Data supplied below:
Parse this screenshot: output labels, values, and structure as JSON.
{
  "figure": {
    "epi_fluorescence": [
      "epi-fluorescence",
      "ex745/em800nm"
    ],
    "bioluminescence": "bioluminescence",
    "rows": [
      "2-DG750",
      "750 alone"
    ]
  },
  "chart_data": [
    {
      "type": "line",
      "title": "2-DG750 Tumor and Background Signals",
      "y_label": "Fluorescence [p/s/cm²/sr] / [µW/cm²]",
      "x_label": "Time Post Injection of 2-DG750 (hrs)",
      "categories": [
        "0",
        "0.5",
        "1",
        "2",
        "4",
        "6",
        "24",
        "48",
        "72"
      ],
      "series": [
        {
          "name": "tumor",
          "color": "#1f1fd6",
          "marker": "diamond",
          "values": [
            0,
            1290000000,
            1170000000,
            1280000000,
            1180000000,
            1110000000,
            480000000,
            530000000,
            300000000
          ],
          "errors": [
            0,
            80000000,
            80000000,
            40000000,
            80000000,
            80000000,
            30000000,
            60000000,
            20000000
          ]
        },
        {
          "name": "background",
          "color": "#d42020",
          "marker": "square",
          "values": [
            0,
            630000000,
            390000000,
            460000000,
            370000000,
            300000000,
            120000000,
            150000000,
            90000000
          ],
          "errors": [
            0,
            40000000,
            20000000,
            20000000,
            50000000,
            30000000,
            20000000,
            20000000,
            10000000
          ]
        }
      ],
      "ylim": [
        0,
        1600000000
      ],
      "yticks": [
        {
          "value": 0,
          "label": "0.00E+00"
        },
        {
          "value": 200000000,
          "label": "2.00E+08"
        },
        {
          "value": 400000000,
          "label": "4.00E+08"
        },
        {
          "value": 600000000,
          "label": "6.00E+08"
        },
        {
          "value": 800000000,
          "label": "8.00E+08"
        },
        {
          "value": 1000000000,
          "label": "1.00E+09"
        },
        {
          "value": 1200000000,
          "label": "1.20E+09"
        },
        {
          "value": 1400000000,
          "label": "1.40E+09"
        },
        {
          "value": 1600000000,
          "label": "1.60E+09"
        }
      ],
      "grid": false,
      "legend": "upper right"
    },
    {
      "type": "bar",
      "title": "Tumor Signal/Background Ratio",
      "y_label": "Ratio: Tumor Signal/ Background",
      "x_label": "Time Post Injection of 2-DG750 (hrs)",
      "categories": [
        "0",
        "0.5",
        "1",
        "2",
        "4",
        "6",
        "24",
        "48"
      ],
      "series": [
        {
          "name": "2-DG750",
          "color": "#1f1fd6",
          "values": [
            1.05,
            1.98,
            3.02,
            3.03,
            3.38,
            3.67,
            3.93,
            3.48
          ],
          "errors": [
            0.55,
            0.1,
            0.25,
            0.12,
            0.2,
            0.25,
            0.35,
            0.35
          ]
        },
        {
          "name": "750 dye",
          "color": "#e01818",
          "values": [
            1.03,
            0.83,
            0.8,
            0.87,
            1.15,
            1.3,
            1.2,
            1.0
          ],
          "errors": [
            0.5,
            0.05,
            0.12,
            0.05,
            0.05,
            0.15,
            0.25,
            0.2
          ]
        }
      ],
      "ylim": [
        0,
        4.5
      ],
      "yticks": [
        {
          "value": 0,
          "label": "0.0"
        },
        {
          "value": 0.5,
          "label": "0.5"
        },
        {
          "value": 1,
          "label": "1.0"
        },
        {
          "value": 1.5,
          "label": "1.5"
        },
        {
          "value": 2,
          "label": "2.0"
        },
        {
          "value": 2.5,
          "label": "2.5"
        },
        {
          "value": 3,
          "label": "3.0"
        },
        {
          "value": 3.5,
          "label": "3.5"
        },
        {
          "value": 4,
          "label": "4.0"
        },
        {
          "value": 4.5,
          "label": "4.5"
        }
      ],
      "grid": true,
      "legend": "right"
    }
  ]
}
End of Data supplied.
→ Problem requirements: For every line in the data above that holds "title", return the line itself.

→ Output of the task:
      "title": "2-DG750 Tumor and Background Signals",
      "title": "Tumor Signal/Background Ratio",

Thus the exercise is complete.